* _Set problem_
Write out the full listing exactly as given, minus the images.

* _Available data_
# # # # # # #

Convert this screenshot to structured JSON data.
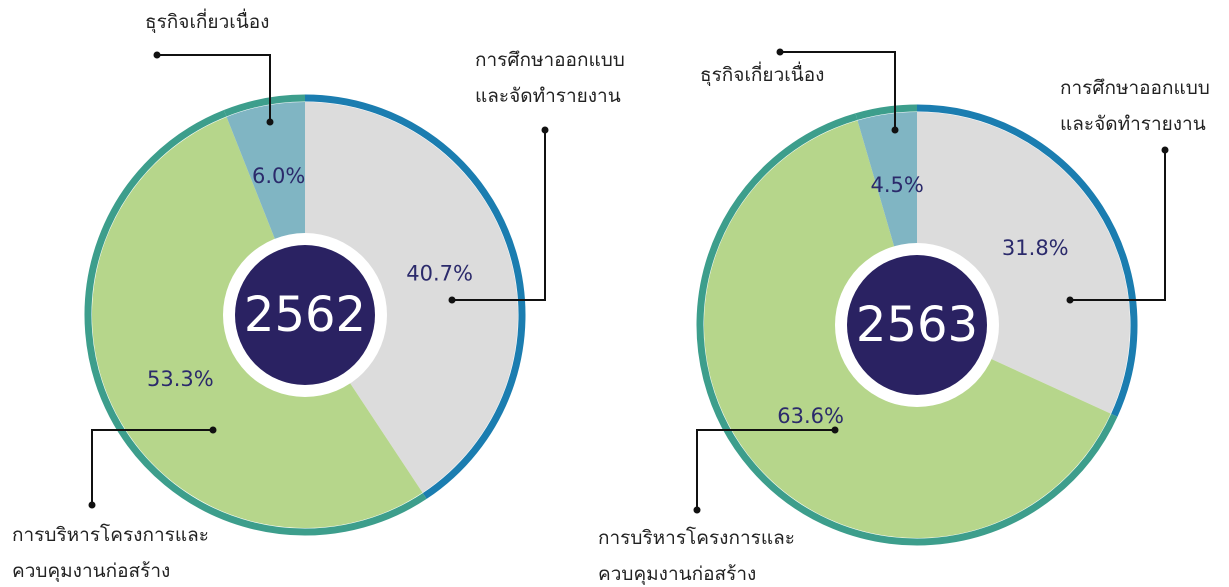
{
  "chart_data": [
    {
      "type": "pie",
      "center_label": "2562",
      "categories": [
        "การศึกษาออกแบบ\nและจัดทำรายงาน",
        "การบริหารโครงการและ\nควบคุมงานก่อสร้าง",
        "ธุรกิจเกี่ยวเนื่อง"
      ],
      "values": [
        40.7,
        53.3,
        6.0
      ],
      "value_labels": [
        "40.7%",
        "53.3%",
        "6.0%"
      ],
      "colors": [
        "#dcdcdc",
        "#b6d68b",
        "#80b5c3"
      ],
      "ring_colors": [
        "#1b7db0",
        "#3d9e8c",
        "#3d9e8c"
      ]
    },
    {
      "type": "pie",
      "center_label": "2563",
      "categories": [
        "การศึกษาออกแบบ\nและจัดทำรายงาน",
        "การบริหารโครงการและ\nควบคุมงานก่อสร้าง",
        "ธุรกิจเกี่ยวเนื่อง"
      ],
      "values": [
        31.8,
        63.6,
        4.5
      ],
      "value_labels": [
        "31.8%",
        "63.6%",
        "4.5%"
      ],
      "colors": [
        "#dcdcdc",
        "#b6d68b",
        "#80b5c3"
      ],
      "ring_colors": [
        "#1b7db0",
        "#3d9e8c",
        "#3d9e8c"
      ]
    }
  ]
}
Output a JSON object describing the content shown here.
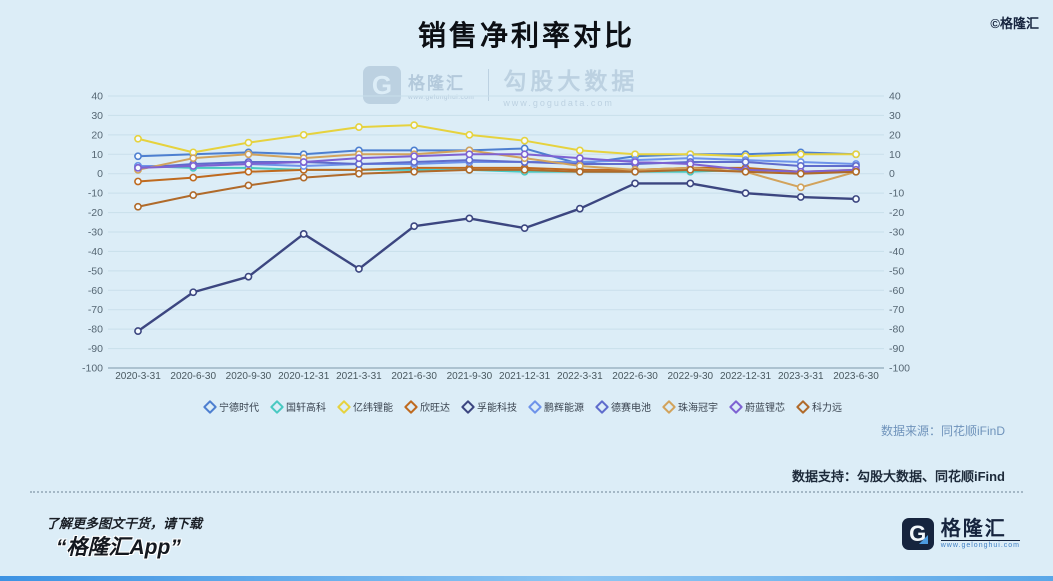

# # # # # # #

* _Solution for this task_
Convert this screenshot to structured JSON data.
{
  "chart_data": [
    {
      "type": "pie",
      "center_label": "2562",
      "categories": [
        "การศึกษาออกแบบ\nและจัดทำรายงาน",
        "การบริหารโครงการและ\nควบคุมงานก่อสร้าง",
        "ธุรกิจเกี่ยวเนื่อง"
      ],
      "values": [
        40.7,
        53.3,
        6.0
      ],
      "value_labels": [
        "40.7%",
        "53.3%",
        "6.0%"
      ],
      "colors": [
        "#dcdcdc",
        "#b6d68b",
        "#80b5c3"
      ],
      "ring_colors": [
        "#1b7db0",
        "#3d9e8c",
        "#3d9e8c"
      ]
    },
    {
      "type": "pie",
      "center_label": "2563",
      "categories": [
        "การศึกษาออกแบบ\nและจัดทำรายงาน",
        "การบริหารโครงการและ\nควบคุมงานก่อสร้าง",
        "ธุรกิจเกี่ยวเนื่อง"
      ],
      "values": [
        31.8,
        63.6,
        4.5
      ],
      "value_labels": [
        "31.8%",
        "63.6%",
        "4.5%"
      ],
      "colors": [
        "#dcdcdc",
        "#b6d68b",
        "#80b5c3"
      ],
      "ring_colors": [
        "#1b7db0",
        "#3d9e8c",
        "#3d9e8c"
      ]
    }
  ]
}
Output a JSON object describing the content shown here.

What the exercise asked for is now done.